## WRITTEN REQUEST
Exactly repeat the material, dropping only the pictures.
-------------------------
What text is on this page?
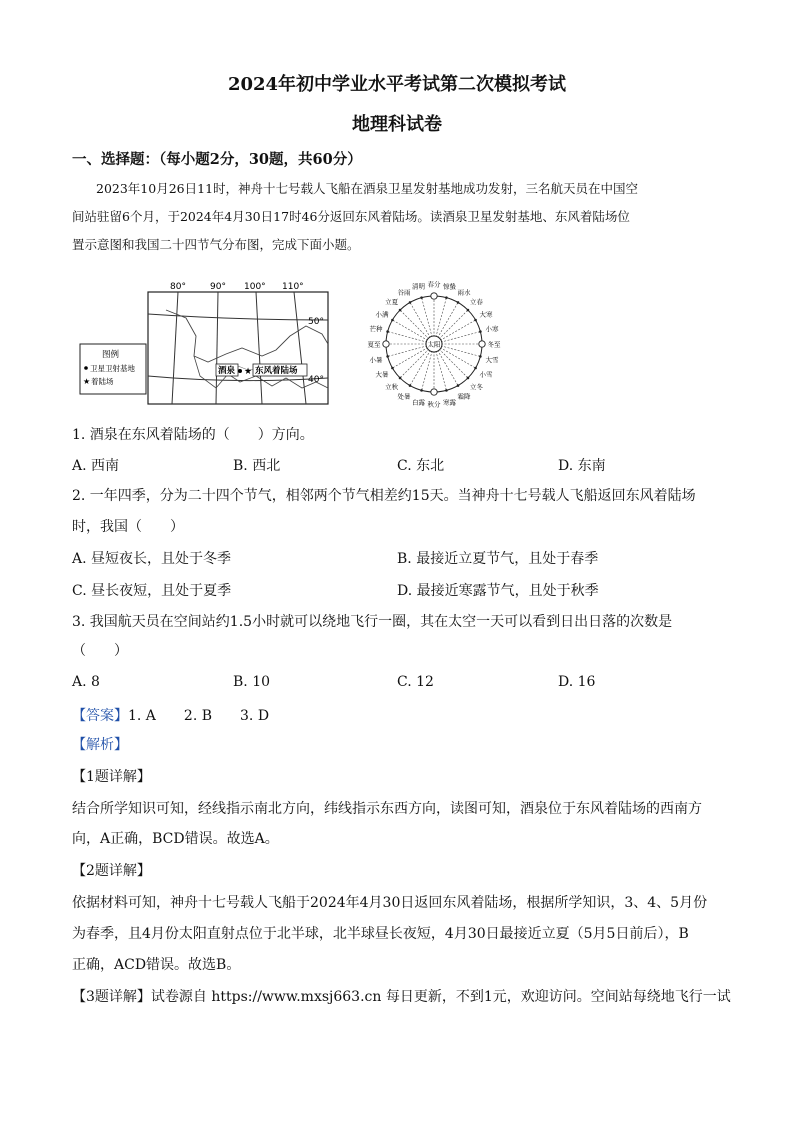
2024年初中学业水平考试第二次模拟考试
地理科试卷
一、选择题：（每小题2分，30题，共60分）
2023年10月26日11时，神舟十七号载人飞船在酒泉卫星发射基地成功发射，三名航天员在中国空
间站驻留6个月，于2024年4月30日17时46分返回东风着陆场。读酒泉卫星发射基地、东风着陆场位
置示意图和我国二十四节气分布图，完成下面小题。
80°	90° 100° 110°
50°
40°
酒泉 ★ 东风着陆场
图例
卫星卫射基地
★ 着陆场
春分 惊蛰
雨水
立春
大寒
小寒
冬至
大雪
小雪
立冬
霜降
寒露
秋分
白露
处暑
立秋
大暑
小暑
夏至
芒种
小满
立夏
谷雨
清明
太阳
1. 酒泉在东风着陆场的（　　）方向。
A. 西南	B. 西北	C. 东北	D. 东南
2. 一年四季，分为二十四个节气，相邻两个节气相差约15天。当神舟十七号载人飞船返回东风着陆场
时，我国（　　）
A. 昼短夜长，且处于冬季	B. 最接近立夏节气，且处于春季
C. 昼长夜短，且处于夏季	D. 最接近寒露节气，且处于秋季
3. 我国航天员在空间站约1.5小时就可以绕地飞行一圈，其在太空一天可以看到日出日落的次数是
（　　）
A. 8	B. 10	C. 12	D. 16
【答案】1. A　　2. B　　3. D
【解析】
【1题详解】
结合所学知识可知，经线指示南北方向，纬线指示东西方向，读图可知，酒泉位于东风着陆场的西南方
向，A正确，BCD错误。故选A。
【2题详解】
依据材料可知，神舟十七号载人飞船于2024年4月30日返回东风着陆场，根据所学知识，3、4、5月份
为春季，且4月份太阳直射点位于北半球，北半球昼长夜短，4月30日最接近立夏（5月5日前后），B
正确，ACD错误。故选B。
【3题详解】试卷源自 https://www.mxsj663.cn 每日更新，不到1元，欢迎访问。空间站每绕地飞行一试
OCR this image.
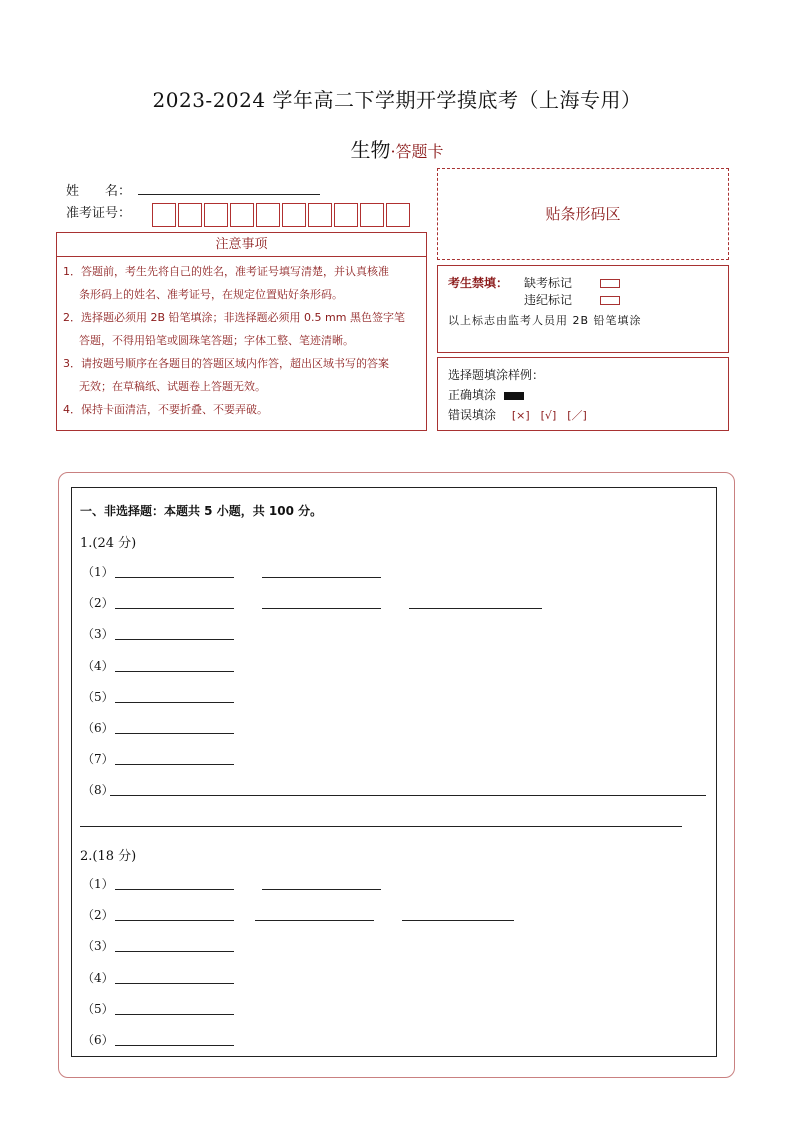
2023-2024 学年高二下学期开学摸底考（上海专用）
生物·答题卡
姓　　名：
准考证号：	贴条形码区
注意事项
1．答题前，考生先将自己的姓名，准考证号填写清楚，并认真核准
条形码上的姓名、准考证号，在规定位置贴好条形码。
2．选择题必须用 2B 铅笔填涂；非选择题必须用 0.5 mm 黑色签字笔
答题，不得用铅笔或圆珠笔答题；字体工整、笔迹清晰。
3．请按题号顺序在各题目的答题区域内作答，超出区域书写的答案
无效；在草稿纸、试题卷上答题无效。
4．保持卡面清洁，不要折叠、不要弄破。
考生禁填： 缺考标记
违纪标记
以上标志由监考人员用 2B 铅笔填涂
选择题填涂样例：
正确填涂
错误填涂 [×]　[√]　[／]
一、非选择题：本题共 5 小题，共 100 分。
1.(24 分)
（1）
（2）
（3）
（4）
（5）
（6）
（7）
（8）
2.(18 分)
（1）
（2）
（3）
（4）
（5）
（6）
-------------------------
## ANSWER TO THIS PROBLEM
What text is on this page?
2024年初中学业水平考试第二次模拟考试
地理科试卷
一、选择题：（每小题2分，30题，共60分）
2023年10月26日11时，神舟十七号载人飞船在酒泉卫星发射基地成功发射，三名航天员在中国空
间站驻留6个月，于2024年4月30日17时46分返回东风着陆场。读酒泉卫星发射基地、东风着陆场位
置示意图和我国二十四节气分布图，完成下面小题。
80°	90° 100° 110°
50°
40°
酒泉 ★ 东风着陆场
图例
卫星卫射基地
★ 着陆场
春分 惊蛰
雨水
立春
大寒
小寒
冬至
大雪
小雪
立冬
霜降
寒露
秋分
白露
处暑
立秋
大暑
小暑
夏至
芒种
小满
立夏
谷雨
清明
太阳
1. 酒泉在东风着陆场的（　　）方向。
A. 西南	B. 西北	C. 东北	D. 东南
2. 一年四季，分为二十四个节气，相邻两个节气相差约15天。当神舟十七号载人飞船返回东风着陆场
时，我国（　　）
A. 昼短夜长，且处于冬季	B. 最接近立夏节气，且处于春季
C. 昼长夜短，且处于夏季	D. 最接近寒露节气，且处于秋季
3. 我国航天员在空间站约1.5小时就可以绕地飞行一圈，其在太空一天可以看到日出日落的次数是
（　　）
A. 8	B. 10	C. 12	D. 16
【答案】1. A　　2. B　　3. D
【解析】
【1题详解】
结合所学知识可知，经线指示南北方向，纬线指示东西方向，读图可知，酒泉位于东风着陆场的西南方
向，A正确，BCD错误。故选A。
【2题详解】
依据材料可知，神舟十七号载人飞船于2024年4月30日返回东风着陆场，根据所学知识，3、4、5月份
为春季，且4月份太阳直射点位于北半球，北半球昼长夜短，4月30日最接近立夏（5月5日前后），B
正确，ACD错误。故选B。
【3题详解】试卷源自 https://www.mxsj663.cn 每日更新，不到1元，欢迎访问。空间站每绕地飞行一试
OCR this image.
2023-2024 学年高二下学期开学摸底考（上海专用）
生物·答题卡
姓　　名：
准考证号：	贴条形码区
注意事项
1．答题前，考生先将自己的姓名，准考证号填写清楚，并认真核准
条形码上的姓名、准考证号，在规定位置贴好条形码。
2．选择题必须用 2B 铅笔填涂；非选择题必须用 0.5 mm 黑色签字笔
答题，不得用铅笔或圆珠笔答题；字体工整、笔迹清晰。
3．请按题号顺序在各题目的答题区域内作答，超出区域书写的答案
无效；在草稿纸、试题卷上答题无效。
4．保持卡面清洁，不要折叠、不要弄破。
考生禁填： 缺考标记
违纪标记
以上标志由监考人员用 2B 铅笔填涂
选择题填涂样例：
正确填涂
错误填涂 [×]　[√]　[／]
一、非选择题：本题共 5 小题，共 100 分。
1.(24 分)
（1）
（2）
（3）
（4）
（5）
（6）
（7）
（8）
2.(18 分)
（1）
（2）
（3）
（4）
（5）
（6）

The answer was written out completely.